- Tasks to carry out
**a)** In the essay on Jewish service, what must Jewish service be grounded in?
**b)** List every individual person and every organization that the essay on Jewish service names.

- Source extract
Meaningful Jewish Service Needs Base in Education
Volunteer service, for many Jewish young adults in particular, is the primary way they express their Jewish values and embody some of our most ancient teachings. Yet service alone is not a sustainable path of ongoing meaningful engagement nor a strategy to strengthen the Jewish community. When Moses is catapulted through time in an imaginative move by the wildly creative Rabbis of the Talmud (Babylonia Talmud Menahot 29b) and he sees Rabbi Akiva the great sage teaching his Torah, albeit in a slightly different form, he is assuaged. He realizes that his Torah, though transformed, is still part of the same wisdom and tradition of his people. As our people change, our Torah needs to adapt with them. The same goes for the service learning that we believe in at Repair the World. For Jewish service to welcome more people into Jewish life and create positive change across the Jewish community, it must be grounded in transformative Jewish education.

- Data excerpts
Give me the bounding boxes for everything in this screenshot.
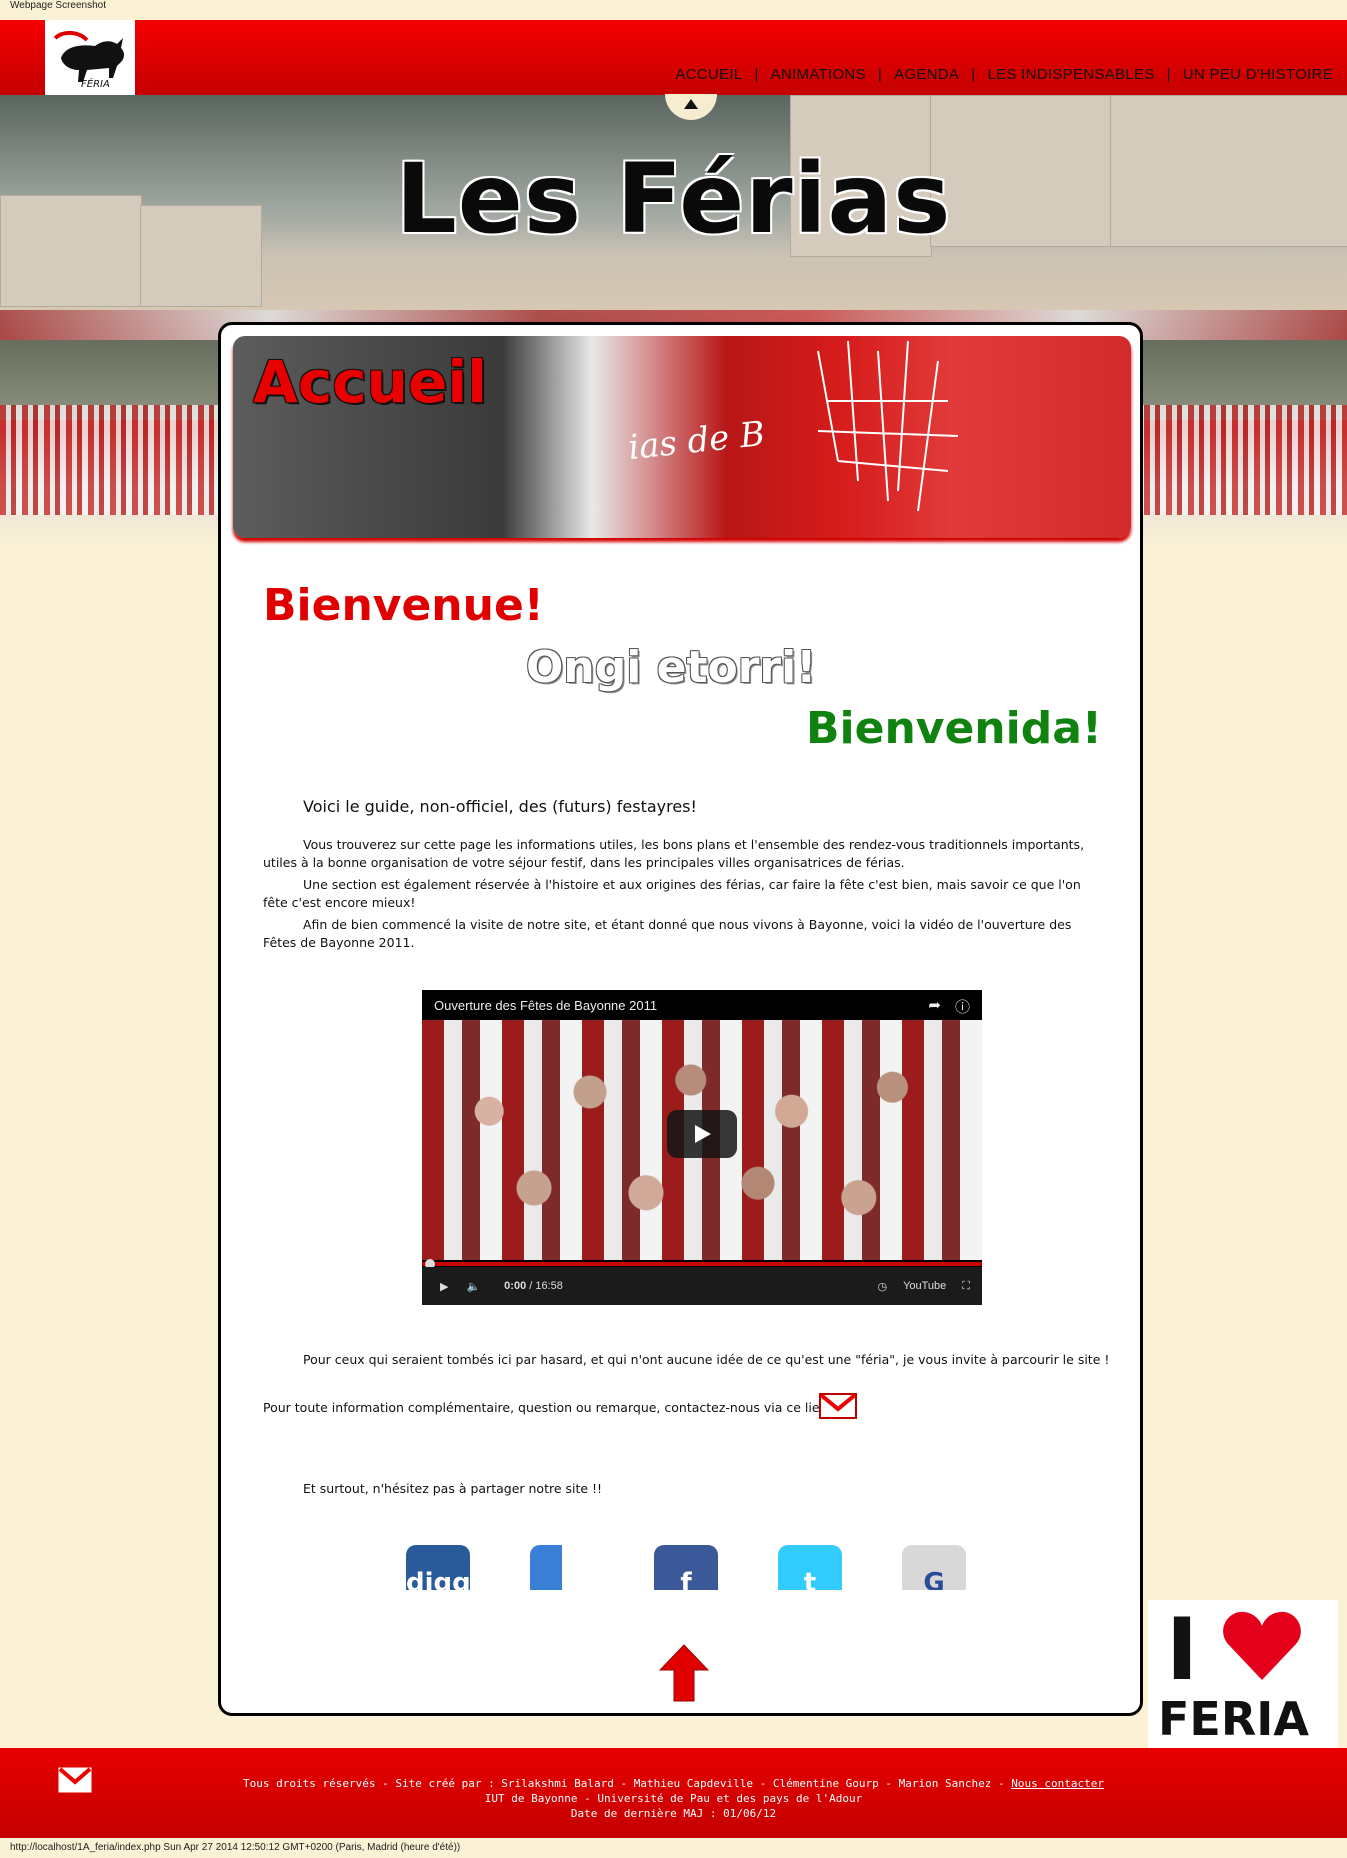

...

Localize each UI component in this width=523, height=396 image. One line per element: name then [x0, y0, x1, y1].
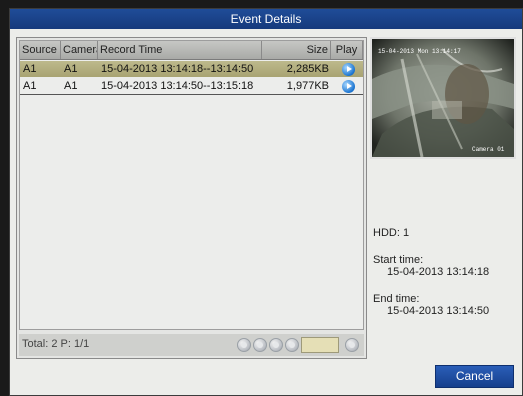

- Answers to the exercises
**a)** Transformative Jewish education.

**b)** Moses, Rabbi Akiva, Repair the World